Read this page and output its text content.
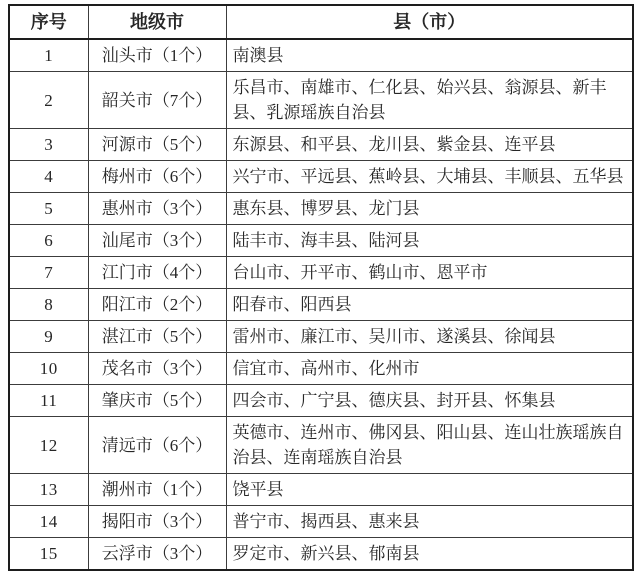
序号	地级市	县（市）
1	汕头市（1个）	南澳县
2	韶关市（7个）	乐昌市、南雄市、仁化县、始兴县、翁源县、新丰县、乳源瑶族自治县
3	河源市（5个）	东源县、和平县、龙川县、紫金县、连平县
4	梅州市（6个）	兴宁市、平远县、蕉岭县、大埔县、丰顺县、五华县
5	惠州市（3个）	惠东县、博罗县、龙门县
6	汕尾市（3个）	陆丰市、海丰县、陆河县
7	江门市（4个）	台山市、开平市、鹤山市、恩平市
8	阳江市（2个）	阳春市、阳西县
9	湛江市（5个）	雷州市、廉江市、吴川市、遂溪县、徐闻县
10	茂名市（3个）	信宜市、高州市、化州市
11	肇庆市（5个）	四会市、广宁县、德庆县、封开县、怀集县
12	清远市（6个）	英德市、连州市、佛冈县、阳山县、连山壮族瑶族自治县、连南瑶族自治县
13	潮州市（1个）	饶平县
14	揭阳市（3个）	普宁市、揭西县、惠来县
15	云浮市（3个）	罗定市、新兴县、郁南县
__________
## What you are asked to do
Extract every line of the data exactly; pictures stay out.

## Completed exercise
Read this page and output its text content.
序号	地级市	县（市）
1	汕头市（1个）	南澳县
2	韶关市（7个）	乐昌市、南雄市、仁化县、始兴县、翁源县、新丰县、乳源瑶族自治县
3	河源市（5个）	东源县、和平县、龙川县、紫金县、连平县
4	梅州市（6个）	兴宁市、平远县、蕉岭县、大埔县、丰顺县、五华县
5	惠州市（3个）	惠东县、博罗县、龙门县
6	汕尾市（3个）	陆丰市、海丰县、陆河县
7	江门市（4个）	台山市、开平市、鹤山市、恩平市
8	阳江市（2个）	阳春市、阳西县
9	湛江市（5个）	雷州市、廉江市、吴川市、遂溪县、徐闻县
10	茂名市（3个）	信宜市、高州市、化州市
11	肇庆市（5个）	四会市、广宁县、德庆县、封开县、怀集县
12	清远市（6个）	英德市、连州市、佛冈县、阳山县、连山壮族瑶族自治县、连南瑶族自治县
13	潮州市（1个）	饶平县
14	揭阳市（3个）	普宁市、揭西县、惠来县
15	云浮市（3个）	罗定市、新兴县、郁南县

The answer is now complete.